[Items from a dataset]
╔══

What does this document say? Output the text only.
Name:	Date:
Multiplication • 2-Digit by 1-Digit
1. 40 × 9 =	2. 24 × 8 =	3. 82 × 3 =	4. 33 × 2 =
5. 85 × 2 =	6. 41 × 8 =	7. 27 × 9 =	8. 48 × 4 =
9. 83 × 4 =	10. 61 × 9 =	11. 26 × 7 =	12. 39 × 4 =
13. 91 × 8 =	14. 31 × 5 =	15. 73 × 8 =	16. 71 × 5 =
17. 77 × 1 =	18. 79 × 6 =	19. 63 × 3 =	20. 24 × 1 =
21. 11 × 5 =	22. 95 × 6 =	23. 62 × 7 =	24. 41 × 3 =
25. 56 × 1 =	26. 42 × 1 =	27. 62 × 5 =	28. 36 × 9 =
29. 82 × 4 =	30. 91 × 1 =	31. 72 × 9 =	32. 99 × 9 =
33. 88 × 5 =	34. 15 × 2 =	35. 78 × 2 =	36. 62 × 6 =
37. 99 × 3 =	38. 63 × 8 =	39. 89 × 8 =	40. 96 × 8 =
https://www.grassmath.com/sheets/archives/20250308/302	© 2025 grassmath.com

╚══
╔══

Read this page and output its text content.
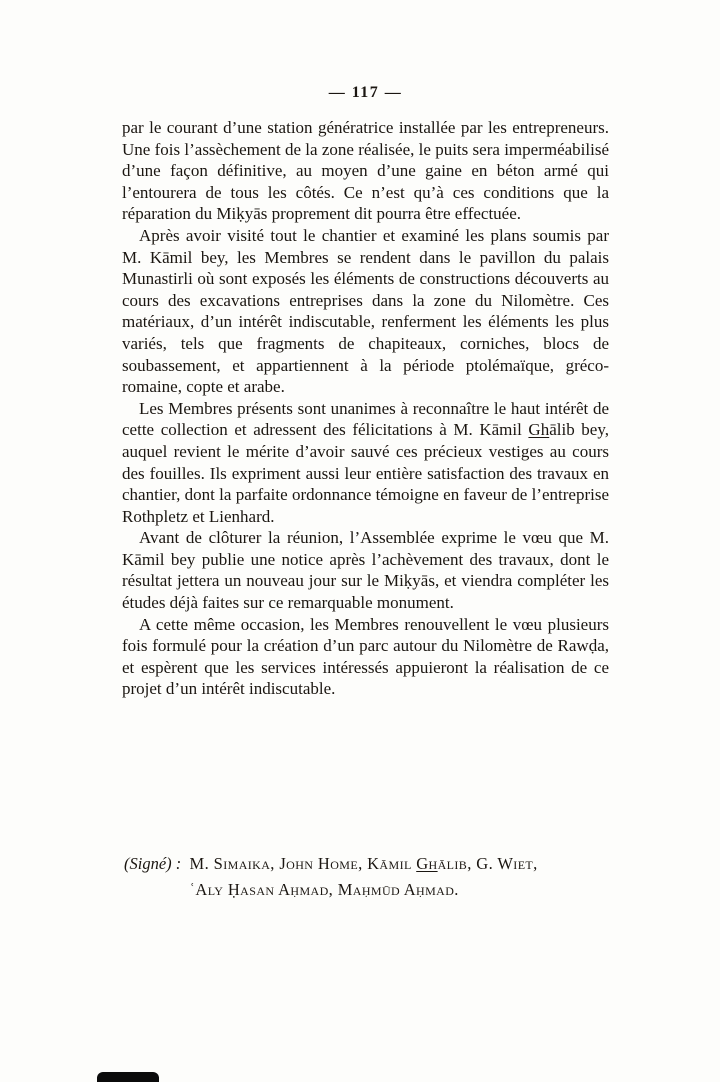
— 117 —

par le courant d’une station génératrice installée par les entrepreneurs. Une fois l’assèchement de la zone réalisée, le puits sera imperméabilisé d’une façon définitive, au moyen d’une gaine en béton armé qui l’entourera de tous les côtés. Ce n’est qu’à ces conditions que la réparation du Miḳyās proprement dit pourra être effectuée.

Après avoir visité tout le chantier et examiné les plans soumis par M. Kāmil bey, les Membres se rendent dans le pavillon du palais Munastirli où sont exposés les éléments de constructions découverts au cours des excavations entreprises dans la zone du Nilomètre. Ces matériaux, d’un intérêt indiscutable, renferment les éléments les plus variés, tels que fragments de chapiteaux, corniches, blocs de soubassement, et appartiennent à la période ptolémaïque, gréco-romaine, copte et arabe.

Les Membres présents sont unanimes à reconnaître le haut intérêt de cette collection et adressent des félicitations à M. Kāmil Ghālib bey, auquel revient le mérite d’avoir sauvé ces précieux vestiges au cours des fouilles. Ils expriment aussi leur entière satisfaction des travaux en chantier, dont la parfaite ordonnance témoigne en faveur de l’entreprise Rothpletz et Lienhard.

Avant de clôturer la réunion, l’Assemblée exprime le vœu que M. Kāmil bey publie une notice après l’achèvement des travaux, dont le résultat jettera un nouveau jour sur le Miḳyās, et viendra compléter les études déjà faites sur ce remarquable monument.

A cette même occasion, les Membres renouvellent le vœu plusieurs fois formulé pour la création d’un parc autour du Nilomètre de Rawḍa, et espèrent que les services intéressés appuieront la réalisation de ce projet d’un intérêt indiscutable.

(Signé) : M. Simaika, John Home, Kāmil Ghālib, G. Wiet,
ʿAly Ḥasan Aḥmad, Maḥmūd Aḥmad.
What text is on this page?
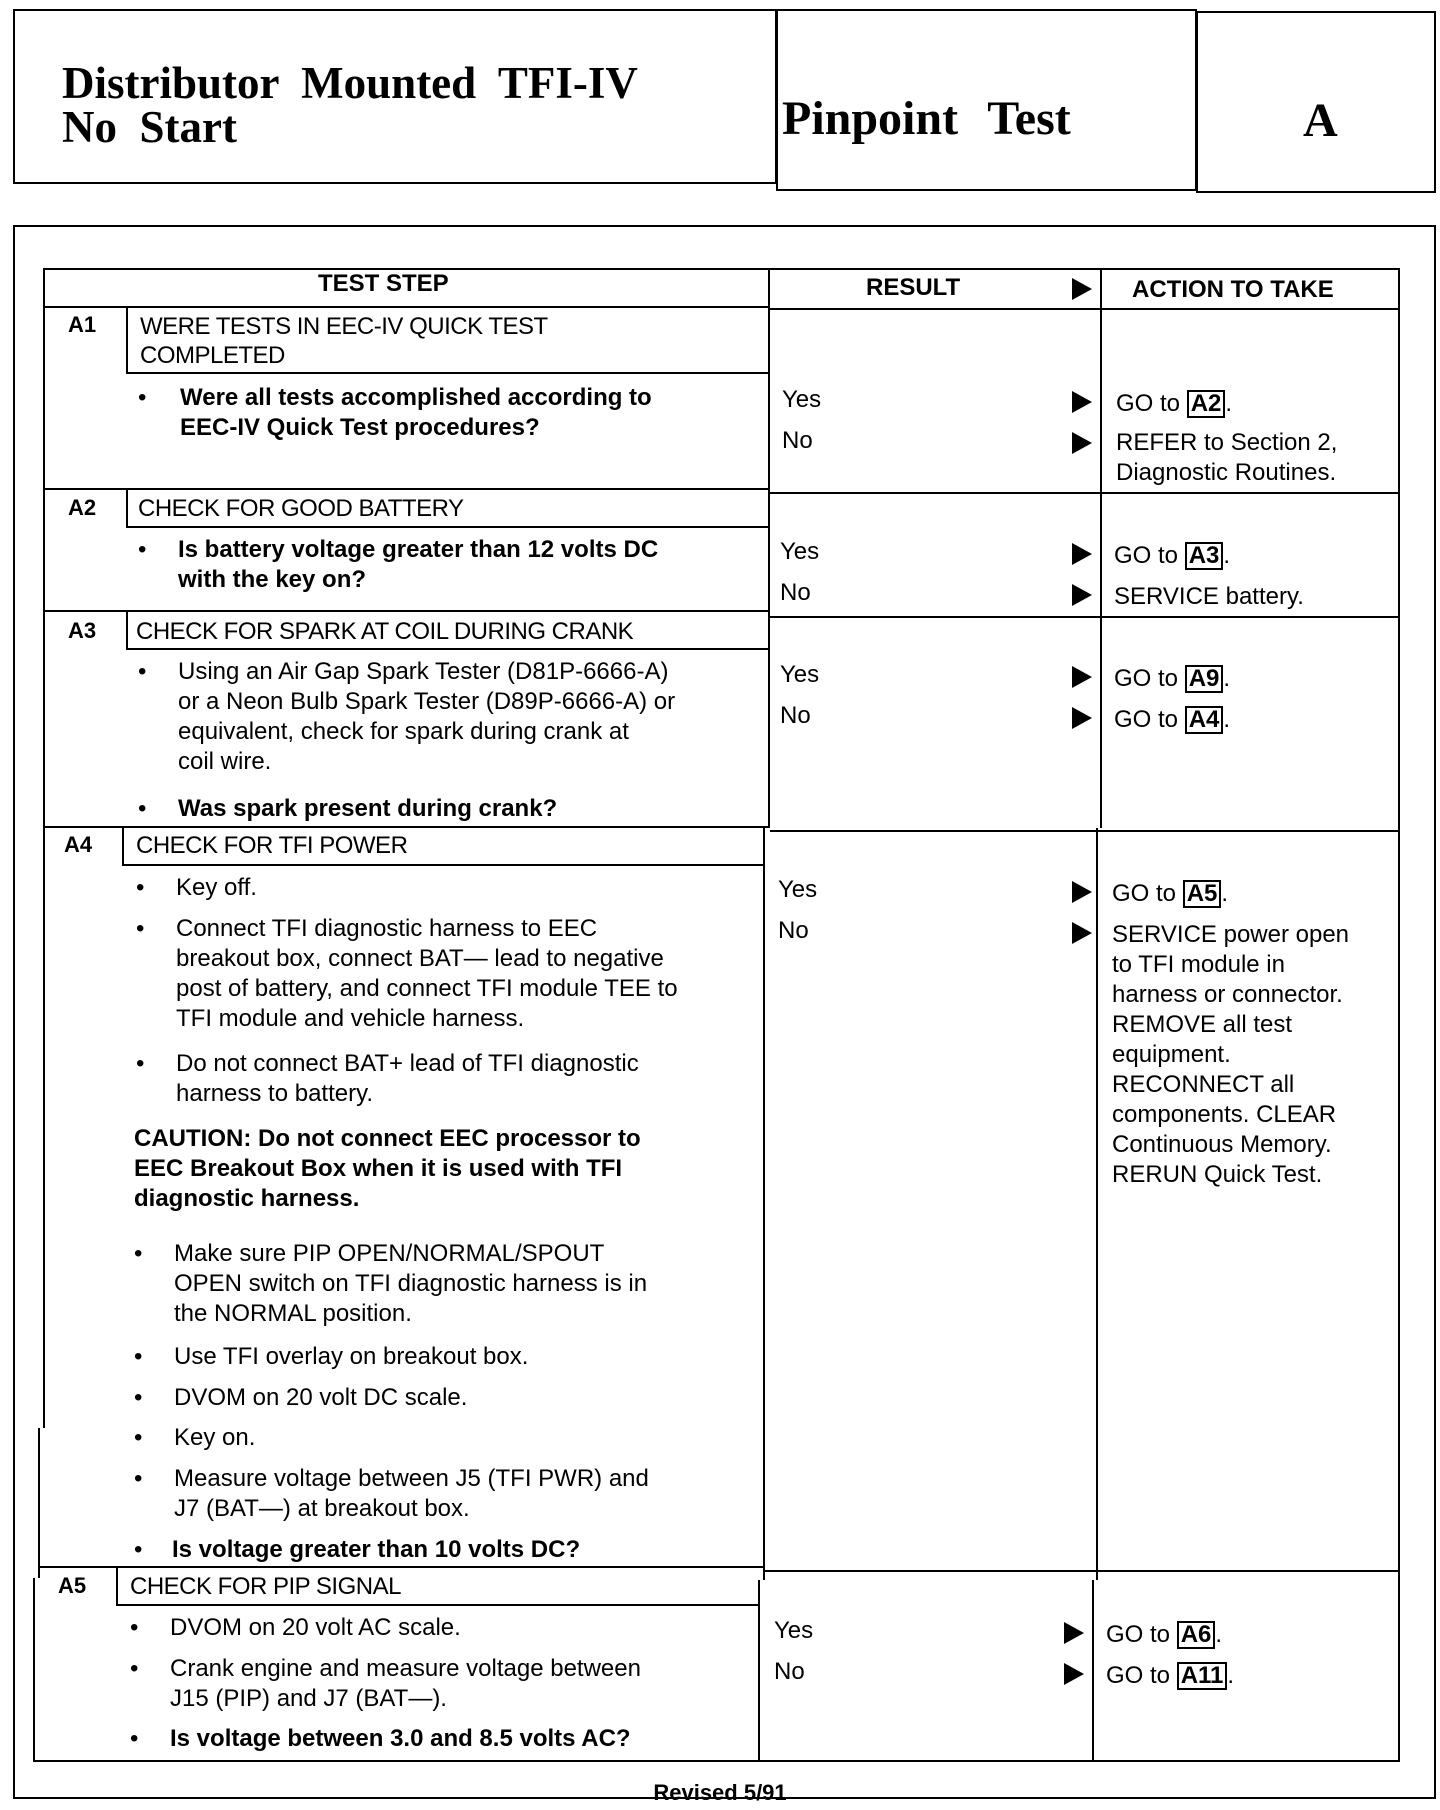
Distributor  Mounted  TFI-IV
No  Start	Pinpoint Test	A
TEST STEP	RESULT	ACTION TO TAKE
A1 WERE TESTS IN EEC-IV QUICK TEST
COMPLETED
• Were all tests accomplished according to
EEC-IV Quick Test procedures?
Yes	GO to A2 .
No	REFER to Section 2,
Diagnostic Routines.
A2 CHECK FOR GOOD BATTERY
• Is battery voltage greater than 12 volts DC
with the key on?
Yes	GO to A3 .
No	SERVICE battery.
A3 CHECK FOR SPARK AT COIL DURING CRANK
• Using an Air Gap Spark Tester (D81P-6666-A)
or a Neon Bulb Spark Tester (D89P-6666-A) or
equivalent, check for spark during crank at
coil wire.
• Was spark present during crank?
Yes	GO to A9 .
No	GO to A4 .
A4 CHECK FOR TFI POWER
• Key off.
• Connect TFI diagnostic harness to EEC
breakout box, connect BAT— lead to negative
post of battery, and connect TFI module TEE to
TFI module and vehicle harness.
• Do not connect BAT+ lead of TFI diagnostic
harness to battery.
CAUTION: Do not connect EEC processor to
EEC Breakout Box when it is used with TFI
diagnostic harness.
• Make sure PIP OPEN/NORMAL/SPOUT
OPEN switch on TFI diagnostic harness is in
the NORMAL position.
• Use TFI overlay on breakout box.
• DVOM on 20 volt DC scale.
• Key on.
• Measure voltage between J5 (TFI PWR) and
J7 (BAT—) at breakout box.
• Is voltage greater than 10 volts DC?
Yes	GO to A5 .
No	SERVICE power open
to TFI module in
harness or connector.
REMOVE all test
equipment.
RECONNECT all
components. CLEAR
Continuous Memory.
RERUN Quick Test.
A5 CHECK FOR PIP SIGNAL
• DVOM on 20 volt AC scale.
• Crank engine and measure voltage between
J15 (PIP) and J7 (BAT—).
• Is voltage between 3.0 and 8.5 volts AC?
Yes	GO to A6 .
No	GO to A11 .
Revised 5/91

╚══
╔══

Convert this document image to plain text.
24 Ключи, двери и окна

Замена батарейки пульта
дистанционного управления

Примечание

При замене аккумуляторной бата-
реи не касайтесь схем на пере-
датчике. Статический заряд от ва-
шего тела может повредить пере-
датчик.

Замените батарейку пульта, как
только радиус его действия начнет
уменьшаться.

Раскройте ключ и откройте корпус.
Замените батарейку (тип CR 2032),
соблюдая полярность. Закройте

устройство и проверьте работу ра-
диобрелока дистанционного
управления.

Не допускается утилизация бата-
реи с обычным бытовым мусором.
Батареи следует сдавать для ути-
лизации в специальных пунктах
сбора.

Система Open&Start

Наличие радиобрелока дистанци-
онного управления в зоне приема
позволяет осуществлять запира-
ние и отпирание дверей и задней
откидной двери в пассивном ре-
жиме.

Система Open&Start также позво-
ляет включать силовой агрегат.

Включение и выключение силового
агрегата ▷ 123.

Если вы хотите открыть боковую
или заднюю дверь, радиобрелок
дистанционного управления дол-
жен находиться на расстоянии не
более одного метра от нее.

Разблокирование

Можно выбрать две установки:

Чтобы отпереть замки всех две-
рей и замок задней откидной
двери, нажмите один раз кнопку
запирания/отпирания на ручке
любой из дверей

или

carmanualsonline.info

╚══

__WHAT YOU WILL DO__. Note how many lines of the material contain the string "travaux". Then report that number by itself.

__TASK OUTPUT__. 2